Collect all lines from the listing that include the string "mode".

⟨

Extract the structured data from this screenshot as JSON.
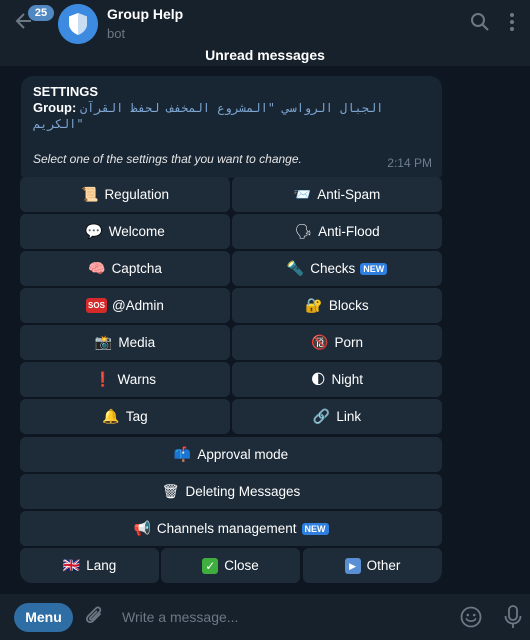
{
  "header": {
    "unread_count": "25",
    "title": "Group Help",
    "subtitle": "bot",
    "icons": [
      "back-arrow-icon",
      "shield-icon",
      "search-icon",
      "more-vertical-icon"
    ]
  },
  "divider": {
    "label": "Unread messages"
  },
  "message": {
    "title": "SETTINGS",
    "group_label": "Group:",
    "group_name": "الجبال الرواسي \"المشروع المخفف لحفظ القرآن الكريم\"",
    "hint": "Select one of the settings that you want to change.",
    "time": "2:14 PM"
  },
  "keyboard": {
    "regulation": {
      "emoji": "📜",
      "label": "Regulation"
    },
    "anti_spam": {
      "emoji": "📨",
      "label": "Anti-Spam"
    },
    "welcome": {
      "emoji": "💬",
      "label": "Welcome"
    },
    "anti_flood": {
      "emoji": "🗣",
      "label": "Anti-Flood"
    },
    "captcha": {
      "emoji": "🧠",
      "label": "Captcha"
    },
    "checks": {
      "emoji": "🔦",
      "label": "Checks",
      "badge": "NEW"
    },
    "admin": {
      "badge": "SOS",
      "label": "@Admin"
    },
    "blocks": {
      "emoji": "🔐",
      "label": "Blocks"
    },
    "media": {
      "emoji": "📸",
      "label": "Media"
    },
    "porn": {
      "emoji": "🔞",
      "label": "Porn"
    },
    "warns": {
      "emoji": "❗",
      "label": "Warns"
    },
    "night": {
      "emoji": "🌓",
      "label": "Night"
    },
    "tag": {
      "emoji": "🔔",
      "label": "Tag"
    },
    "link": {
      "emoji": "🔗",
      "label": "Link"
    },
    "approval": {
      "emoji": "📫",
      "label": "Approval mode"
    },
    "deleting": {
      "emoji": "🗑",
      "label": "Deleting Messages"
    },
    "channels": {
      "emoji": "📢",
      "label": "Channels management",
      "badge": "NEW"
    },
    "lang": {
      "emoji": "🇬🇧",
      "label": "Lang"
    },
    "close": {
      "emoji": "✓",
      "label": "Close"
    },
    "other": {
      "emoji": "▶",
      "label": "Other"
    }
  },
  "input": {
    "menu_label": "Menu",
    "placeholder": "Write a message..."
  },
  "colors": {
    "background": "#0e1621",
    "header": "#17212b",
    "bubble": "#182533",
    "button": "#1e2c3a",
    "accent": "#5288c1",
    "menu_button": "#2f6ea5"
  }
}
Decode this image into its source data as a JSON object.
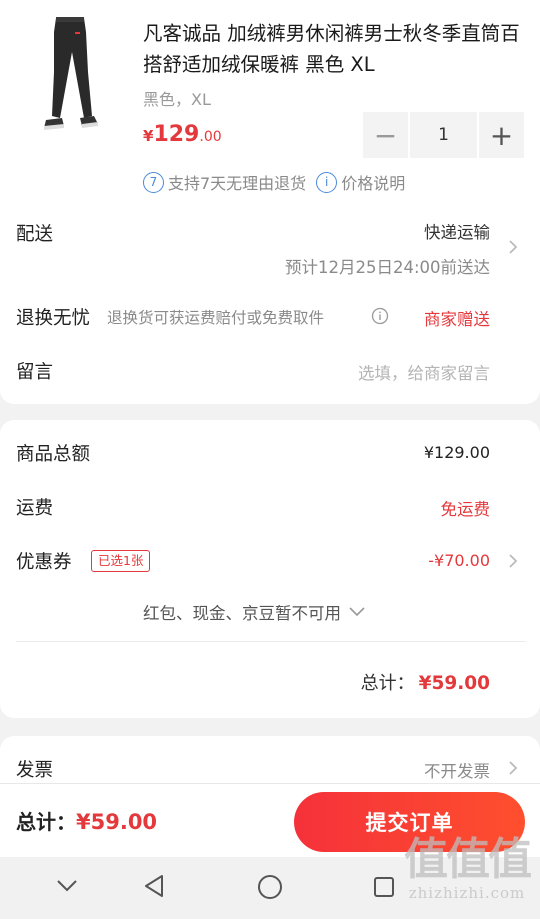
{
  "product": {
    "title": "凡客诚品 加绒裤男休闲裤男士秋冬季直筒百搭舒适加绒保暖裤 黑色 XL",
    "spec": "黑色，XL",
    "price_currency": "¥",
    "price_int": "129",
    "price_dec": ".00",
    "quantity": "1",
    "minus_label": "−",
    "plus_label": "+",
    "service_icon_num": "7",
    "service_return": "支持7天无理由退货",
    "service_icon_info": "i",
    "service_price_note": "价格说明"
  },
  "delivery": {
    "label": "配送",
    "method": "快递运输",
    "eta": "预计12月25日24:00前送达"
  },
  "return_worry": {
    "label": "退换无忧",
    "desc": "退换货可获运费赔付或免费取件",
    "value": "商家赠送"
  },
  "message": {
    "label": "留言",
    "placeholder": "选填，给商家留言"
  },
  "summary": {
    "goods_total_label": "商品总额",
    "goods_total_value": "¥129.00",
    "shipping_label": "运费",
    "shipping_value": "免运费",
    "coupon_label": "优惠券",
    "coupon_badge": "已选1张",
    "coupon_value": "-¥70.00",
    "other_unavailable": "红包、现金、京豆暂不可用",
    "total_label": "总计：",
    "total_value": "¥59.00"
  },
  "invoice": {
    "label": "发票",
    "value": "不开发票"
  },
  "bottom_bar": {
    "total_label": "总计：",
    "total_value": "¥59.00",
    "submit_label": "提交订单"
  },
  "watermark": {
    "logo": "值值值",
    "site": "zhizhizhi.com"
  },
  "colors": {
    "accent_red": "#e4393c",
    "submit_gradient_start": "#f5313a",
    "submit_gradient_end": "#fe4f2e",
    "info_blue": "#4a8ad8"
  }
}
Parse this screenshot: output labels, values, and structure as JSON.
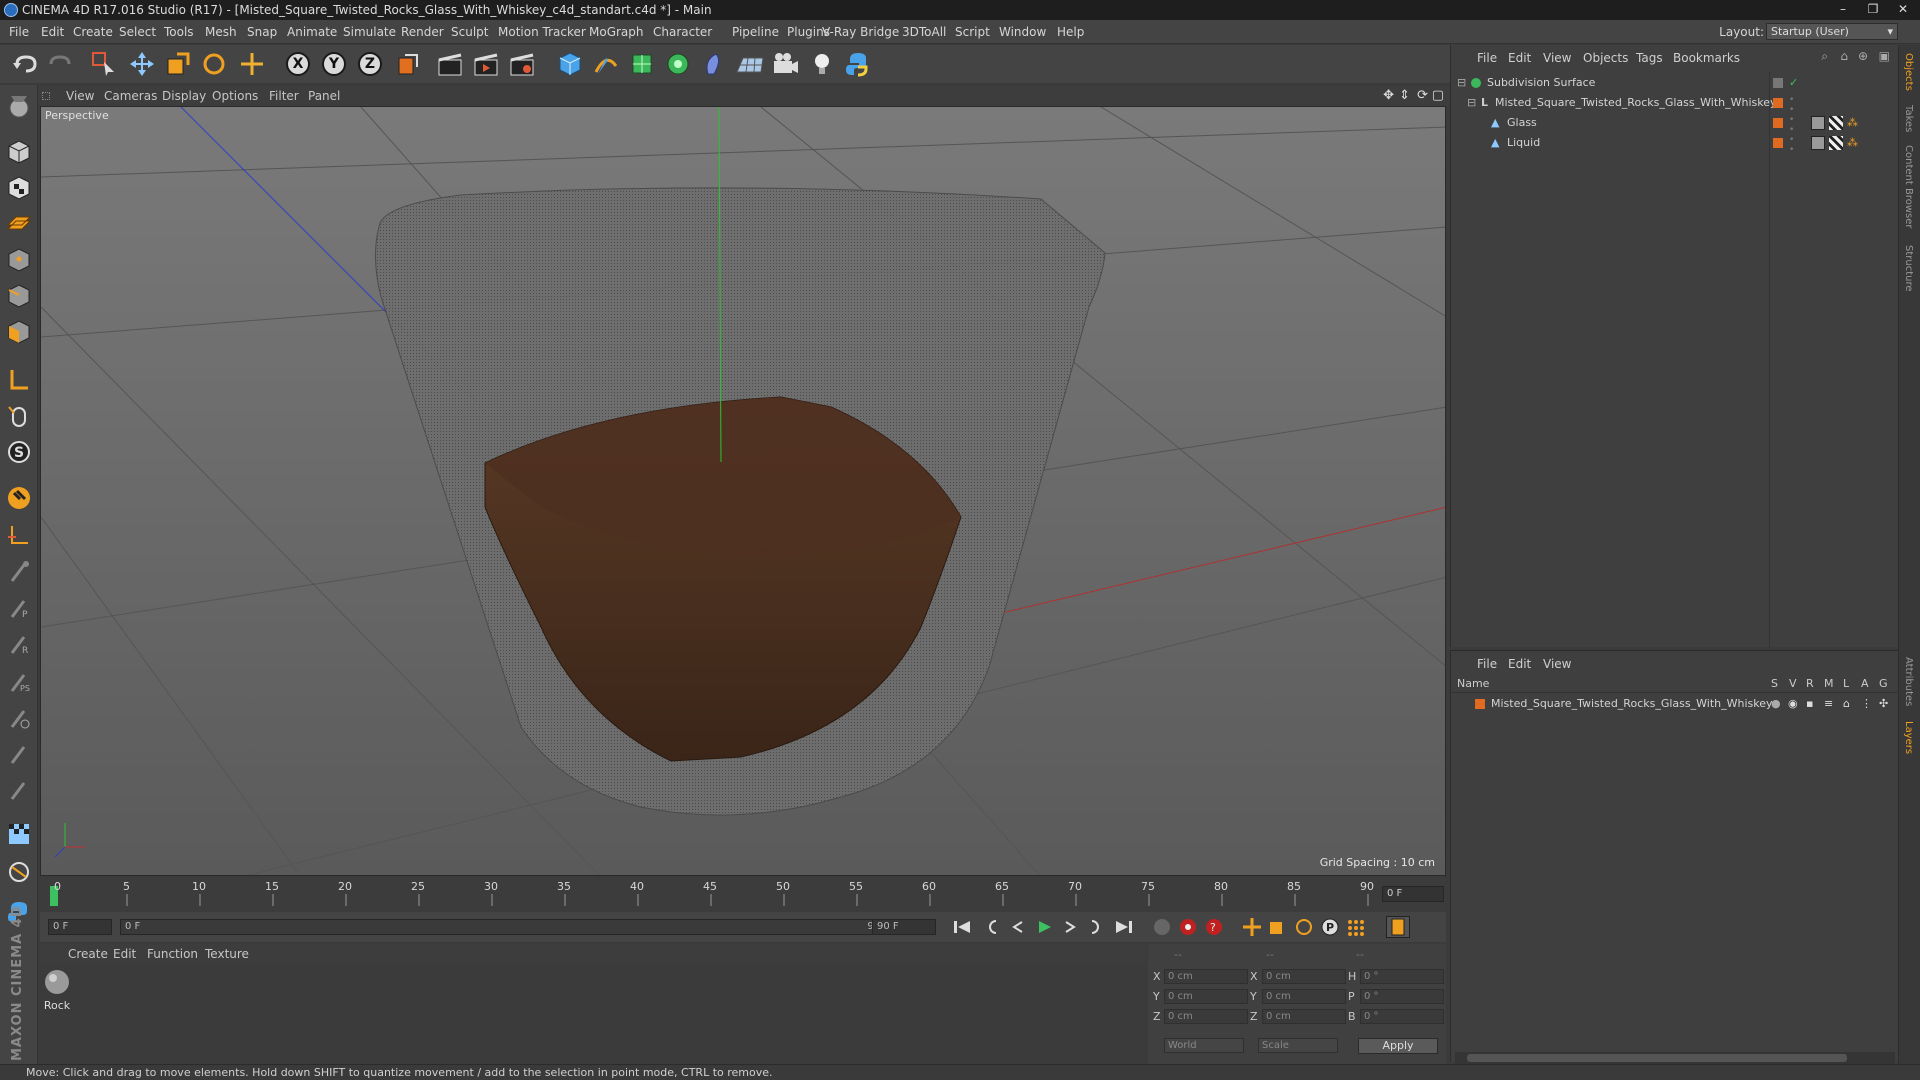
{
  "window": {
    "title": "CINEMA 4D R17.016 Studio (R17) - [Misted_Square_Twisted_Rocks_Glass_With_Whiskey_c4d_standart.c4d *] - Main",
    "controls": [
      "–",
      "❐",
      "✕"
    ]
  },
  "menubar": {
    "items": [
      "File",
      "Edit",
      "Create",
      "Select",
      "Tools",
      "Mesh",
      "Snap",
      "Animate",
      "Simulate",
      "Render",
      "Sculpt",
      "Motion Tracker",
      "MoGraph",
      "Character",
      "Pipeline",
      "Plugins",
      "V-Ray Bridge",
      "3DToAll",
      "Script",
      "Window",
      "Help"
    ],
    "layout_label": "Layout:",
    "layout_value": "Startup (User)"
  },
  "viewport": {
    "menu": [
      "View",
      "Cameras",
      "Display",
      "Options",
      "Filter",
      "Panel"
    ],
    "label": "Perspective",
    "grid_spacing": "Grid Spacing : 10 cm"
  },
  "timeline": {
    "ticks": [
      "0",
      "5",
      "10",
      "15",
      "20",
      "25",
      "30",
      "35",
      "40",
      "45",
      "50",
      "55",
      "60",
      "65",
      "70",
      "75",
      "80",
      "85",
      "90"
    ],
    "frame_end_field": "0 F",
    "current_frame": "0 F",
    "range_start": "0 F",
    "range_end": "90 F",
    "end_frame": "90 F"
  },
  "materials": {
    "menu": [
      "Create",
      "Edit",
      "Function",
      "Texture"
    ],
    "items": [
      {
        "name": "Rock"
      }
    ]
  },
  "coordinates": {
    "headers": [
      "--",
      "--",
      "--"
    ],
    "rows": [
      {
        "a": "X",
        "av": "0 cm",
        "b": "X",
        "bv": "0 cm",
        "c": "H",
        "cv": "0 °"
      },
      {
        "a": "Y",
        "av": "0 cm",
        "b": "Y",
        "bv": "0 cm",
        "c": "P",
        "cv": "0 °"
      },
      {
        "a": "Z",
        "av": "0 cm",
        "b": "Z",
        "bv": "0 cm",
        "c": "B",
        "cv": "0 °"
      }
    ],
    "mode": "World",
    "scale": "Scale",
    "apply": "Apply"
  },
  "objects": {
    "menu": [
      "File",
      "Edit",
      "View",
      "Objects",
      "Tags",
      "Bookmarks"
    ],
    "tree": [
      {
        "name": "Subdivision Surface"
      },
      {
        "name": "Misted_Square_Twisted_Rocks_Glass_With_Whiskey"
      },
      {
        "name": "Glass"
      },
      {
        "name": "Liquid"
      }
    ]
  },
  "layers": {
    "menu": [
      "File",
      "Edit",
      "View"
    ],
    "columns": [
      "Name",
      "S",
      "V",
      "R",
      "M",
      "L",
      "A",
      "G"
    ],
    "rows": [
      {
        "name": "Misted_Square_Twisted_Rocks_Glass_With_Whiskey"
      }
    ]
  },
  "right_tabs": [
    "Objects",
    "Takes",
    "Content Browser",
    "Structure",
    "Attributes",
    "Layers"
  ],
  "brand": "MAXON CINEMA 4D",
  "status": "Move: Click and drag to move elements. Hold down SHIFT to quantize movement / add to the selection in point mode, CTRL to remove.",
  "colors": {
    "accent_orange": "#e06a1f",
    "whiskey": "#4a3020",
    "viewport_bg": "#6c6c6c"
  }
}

⟩
⟨

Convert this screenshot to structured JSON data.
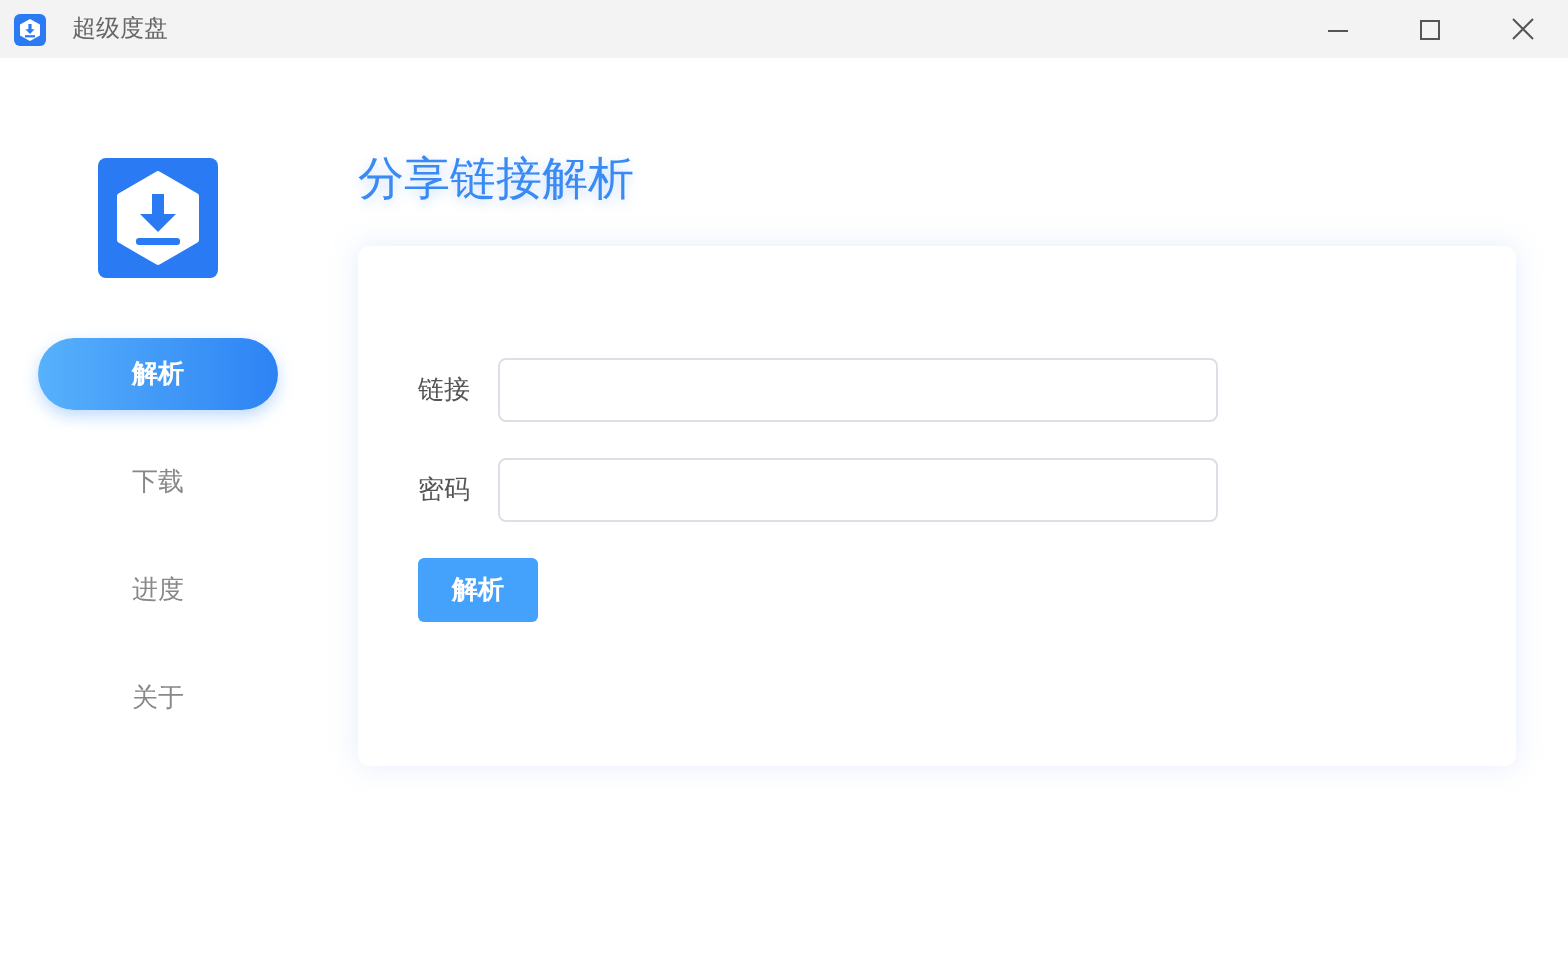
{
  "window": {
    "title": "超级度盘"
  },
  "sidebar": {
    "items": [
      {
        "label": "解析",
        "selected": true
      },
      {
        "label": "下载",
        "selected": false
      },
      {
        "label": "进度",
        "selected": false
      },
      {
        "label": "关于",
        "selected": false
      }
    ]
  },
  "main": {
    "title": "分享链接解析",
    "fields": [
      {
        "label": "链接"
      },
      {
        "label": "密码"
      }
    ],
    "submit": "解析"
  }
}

⟩

COMPLETE RESPONSE:
      "label": "Approval mode"
    "mode": "World",
  "status": "Move: Click and drag to move elements. Hold down SHIFT to quantize movement / add to the selection in point mode, CTRL to remove.",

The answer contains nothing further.